Problem to work on:
Write out exactly the lines of the entries below from the one holding "Transcribe this image's" to the one holding "Give me the", inclusive, and leave out all other lines.

Stored rows:

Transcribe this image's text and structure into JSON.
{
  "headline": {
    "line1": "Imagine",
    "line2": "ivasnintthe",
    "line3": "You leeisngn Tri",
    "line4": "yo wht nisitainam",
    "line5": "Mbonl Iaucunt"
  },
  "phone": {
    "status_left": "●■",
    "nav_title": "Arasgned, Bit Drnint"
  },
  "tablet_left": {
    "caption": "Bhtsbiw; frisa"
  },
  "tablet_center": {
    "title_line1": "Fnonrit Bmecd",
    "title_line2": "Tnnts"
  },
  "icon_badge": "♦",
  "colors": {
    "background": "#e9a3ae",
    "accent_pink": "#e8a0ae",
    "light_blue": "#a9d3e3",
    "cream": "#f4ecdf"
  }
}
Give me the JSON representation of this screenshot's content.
* * *
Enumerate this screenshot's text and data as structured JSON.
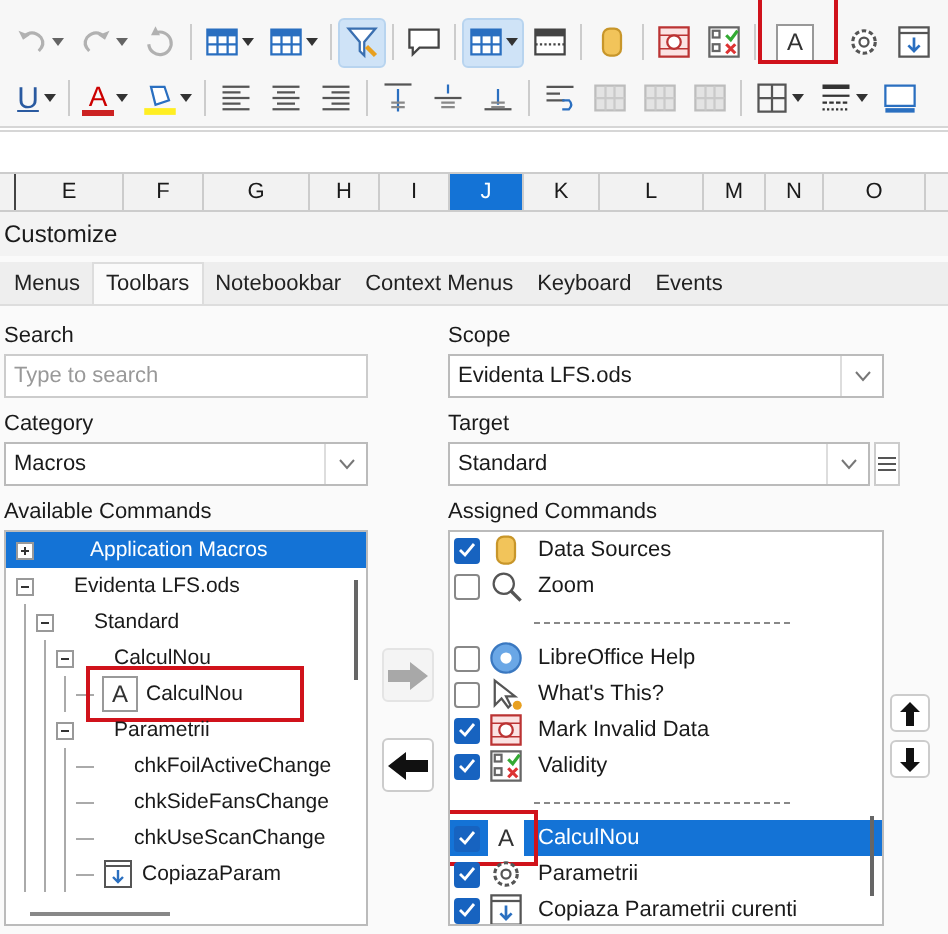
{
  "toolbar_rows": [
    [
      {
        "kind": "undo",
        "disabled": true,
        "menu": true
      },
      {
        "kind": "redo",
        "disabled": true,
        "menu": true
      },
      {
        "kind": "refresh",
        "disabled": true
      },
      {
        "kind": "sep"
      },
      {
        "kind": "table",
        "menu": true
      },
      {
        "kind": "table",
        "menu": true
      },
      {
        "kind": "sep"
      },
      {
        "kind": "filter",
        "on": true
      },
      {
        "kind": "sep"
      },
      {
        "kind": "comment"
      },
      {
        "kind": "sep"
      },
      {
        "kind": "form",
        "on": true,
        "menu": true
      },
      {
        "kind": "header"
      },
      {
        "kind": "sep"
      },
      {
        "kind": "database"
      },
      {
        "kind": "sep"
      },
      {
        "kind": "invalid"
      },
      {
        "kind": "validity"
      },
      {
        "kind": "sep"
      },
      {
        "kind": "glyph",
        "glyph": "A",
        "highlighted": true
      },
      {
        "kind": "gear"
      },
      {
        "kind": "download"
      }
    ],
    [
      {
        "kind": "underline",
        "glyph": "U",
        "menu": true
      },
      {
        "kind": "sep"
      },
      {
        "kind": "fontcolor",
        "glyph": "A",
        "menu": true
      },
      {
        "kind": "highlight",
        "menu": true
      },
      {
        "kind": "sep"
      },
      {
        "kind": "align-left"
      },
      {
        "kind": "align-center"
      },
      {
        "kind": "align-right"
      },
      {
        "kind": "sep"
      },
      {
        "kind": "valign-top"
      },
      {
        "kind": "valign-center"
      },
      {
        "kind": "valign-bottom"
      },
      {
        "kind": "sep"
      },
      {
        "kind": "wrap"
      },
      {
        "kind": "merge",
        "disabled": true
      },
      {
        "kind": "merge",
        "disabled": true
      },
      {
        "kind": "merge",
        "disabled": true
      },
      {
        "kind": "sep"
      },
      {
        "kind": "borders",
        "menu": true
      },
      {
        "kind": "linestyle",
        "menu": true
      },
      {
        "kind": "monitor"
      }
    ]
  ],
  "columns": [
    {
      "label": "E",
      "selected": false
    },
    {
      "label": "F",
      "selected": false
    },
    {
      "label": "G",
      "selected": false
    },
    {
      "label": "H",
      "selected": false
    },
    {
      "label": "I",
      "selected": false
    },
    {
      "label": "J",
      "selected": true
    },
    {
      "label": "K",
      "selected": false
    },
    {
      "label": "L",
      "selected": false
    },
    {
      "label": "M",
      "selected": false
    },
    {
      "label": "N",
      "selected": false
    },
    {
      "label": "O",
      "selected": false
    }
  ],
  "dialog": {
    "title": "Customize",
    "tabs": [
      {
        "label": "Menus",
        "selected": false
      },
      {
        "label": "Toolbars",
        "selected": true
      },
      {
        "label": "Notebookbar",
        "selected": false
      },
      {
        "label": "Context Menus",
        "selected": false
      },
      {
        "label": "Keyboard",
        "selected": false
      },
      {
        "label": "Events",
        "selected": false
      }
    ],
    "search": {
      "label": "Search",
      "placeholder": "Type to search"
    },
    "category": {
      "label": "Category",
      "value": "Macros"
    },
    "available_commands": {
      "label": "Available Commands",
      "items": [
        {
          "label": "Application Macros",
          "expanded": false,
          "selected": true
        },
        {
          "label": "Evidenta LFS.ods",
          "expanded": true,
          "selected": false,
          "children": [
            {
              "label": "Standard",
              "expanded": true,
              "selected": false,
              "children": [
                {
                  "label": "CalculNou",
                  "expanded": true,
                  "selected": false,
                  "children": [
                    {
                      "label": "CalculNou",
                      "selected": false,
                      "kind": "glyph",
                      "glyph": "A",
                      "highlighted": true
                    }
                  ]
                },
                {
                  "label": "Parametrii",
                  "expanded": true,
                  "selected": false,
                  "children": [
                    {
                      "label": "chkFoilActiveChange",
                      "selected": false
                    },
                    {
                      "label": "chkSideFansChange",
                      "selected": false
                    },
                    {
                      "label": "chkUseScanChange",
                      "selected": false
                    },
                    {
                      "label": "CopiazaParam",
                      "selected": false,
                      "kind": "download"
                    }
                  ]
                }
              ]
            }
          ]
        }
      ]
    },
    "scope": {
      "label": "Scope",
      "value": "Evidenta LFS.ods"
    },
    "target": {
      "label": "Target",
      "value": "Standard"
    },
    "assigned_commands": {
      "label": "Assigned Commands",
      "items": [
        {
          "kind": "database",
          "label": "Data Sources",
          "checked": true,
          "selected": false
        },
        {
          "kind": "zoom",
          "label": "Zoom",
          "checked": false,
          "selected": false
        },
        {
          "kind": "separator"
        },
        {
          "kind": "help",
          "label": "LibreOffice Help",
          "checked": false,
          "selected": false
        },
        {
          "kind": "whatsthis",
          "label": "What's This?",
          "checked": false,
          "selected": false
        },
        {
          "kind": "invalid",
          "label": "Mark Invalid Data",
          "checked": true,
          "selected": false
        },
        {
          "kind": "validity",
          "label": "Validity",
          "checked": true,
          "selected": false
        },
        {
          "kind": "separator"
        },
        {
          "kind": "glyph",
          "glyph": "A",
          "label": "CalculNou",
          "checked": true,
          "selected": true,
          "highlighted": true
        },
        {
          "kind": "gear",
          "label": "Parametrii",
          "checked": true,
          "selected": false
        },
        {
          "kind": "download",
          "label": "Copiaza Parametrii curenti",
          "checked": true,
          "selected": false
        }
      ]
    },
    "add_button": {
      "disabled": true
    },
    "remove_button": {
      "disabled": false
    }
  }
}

Solution to this problem:
Transcribe this image's text and structure into JSON.
{
  "headline": {
    "line1": "Imagine",
    "line2": "ivasnintthe",
    "line3": "You leeisngn Tri",
    "line4": "yo wht nisitainam",
    "line5": "Mbonl Iaucunt"
  },
  "phone": {
    "status_left": "●■",
    "nav_title": "Arasgned, Bit Drnint"
  },
  "tablet_left": {
    "caption": "Bhtsbiw; frisa"
  },
  "tablet_center": {
    "title_line1": "Fnonrit Bmecd",
    "title_line2": "Tnnts"
  },
  "icon_badge": "♦",
  "colors": {
    "background": "#e9a3ae",
    "accent_pink": "#e8a0ae",
    "light_blue": "#a9d3e3",
    "cream": "#f4ecdf"
  }
}
Give me the JSON representation of this screenshot's content.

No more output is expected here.